## STATED PROBLEM
Give the entries back exactly, dropping each image.
————
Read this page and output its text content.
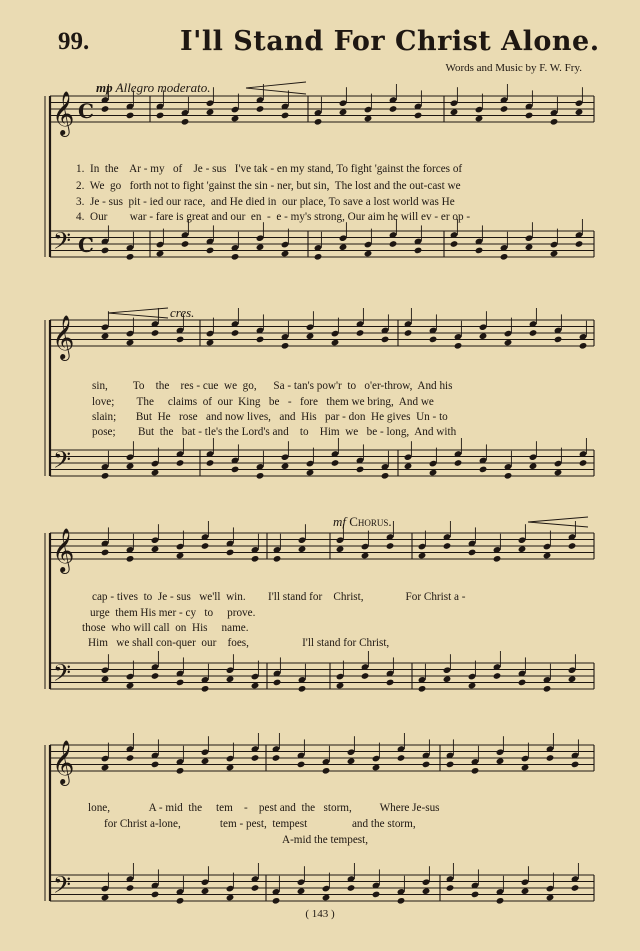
99.	I'll Stand For Christ Alone.
Words and Music by F. W. Fry.
mp Allegro moderato.
cres.
mf Chorus.
1.  In  the    Ar - my   of    Je - sus   I've tak - en my stand, To fight 'gainst the forces of
2.  We  go   forth not to fight 'gainst the sin - ner, but sin,  The lost and the out-cast we
3.  Je - sus  pit - ied our race,  and He died in  our place, To save a lost world was He
4.  Our        war - fare is great and our  en  -  e - my's strong, Our aim he will ev - er op -
sin,         To    the    res - cue  we  go,      Sa - tan's pow'r  to   o'er-throw,  And his
love;        The     claims  of  our  King   be   -   fore   them we bring,  And we
slain;       But  He   rose   and now lives,   and  His   par - don  He gives  Un - to
pose;        But  the   bat - tle's the Lord's and    to    Him  we   be - long,  And with
cap - tives  to  Je - sus   we'll  win.        I'll stand for    Christ,               For Christ a -
urge  them His mer - cy   to     prove.
those  who will call  on  His     name.
Him   we shall con-quer  our    foes,                   I'll stand for Christ,
lone,              A - mid  the     tem    -    pest and  the   storm,          Where Je-sus
for Christ a-lone,              tem - pest,  tempest                and the storm,
A-mid the tempest,
( 143 )
𝄞
𝄢
𝄞
𝄢
𝄞
𝄢
𝄞
𝄢
C
C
————
## TASK RESPONSE
Read this page and output its text content.
99.	I'll Stand For Christ Alone.
Words and Music by F. W. Fry.
mp Allegro moderato.
cres.
mf Chorus.
1.  In  the    Ar - my   of    Je - sus   I've tak - en my stand, To fight 'gainst the forces of
2.  We  go   forth not to fight 'gainst the sin - ner, but sin,  The lost and the out-cast we
3.  Je - sus  pit - ied our race,  and He died in  our place, To save a lost world was He
4.  Our        war - fare is great and our  en  -  e - my's strong, Our aim he will ev - er op -
sin,         To    the    res - cue  we  go,      Sa - tan's pow'r  to   o'er-throw,  And his
love;        The     claims  of  our  King   be   -   fore   them we bring,  And we
slain;       But  He   rose   and now lives,   and  His   par - don  He gives  Un - to
pose;        But  the   bat - tle's the Lord's and    to    Him  we   be - long,  And with
cap - tives  to  Je - sus   we'll  win.        I'll stand for    Christ,               For Christ a -
urge  them His mer - cy   to     prove.
those  who will call  on  His     name.
Him   we shall con-quer  our    foes,                   I'll stand for Christ,
lone,              A - mid  the     tem    -    pest and  the   storm,          Where Je-sus
for Christ a-lone,              tem - pest,  tempest                and the storm,
A-mid the tempest,
( 143 )
𝄞
𝄢
𝄞
𝄢
𝄞
𝄢
𝄞
𝄢
C
C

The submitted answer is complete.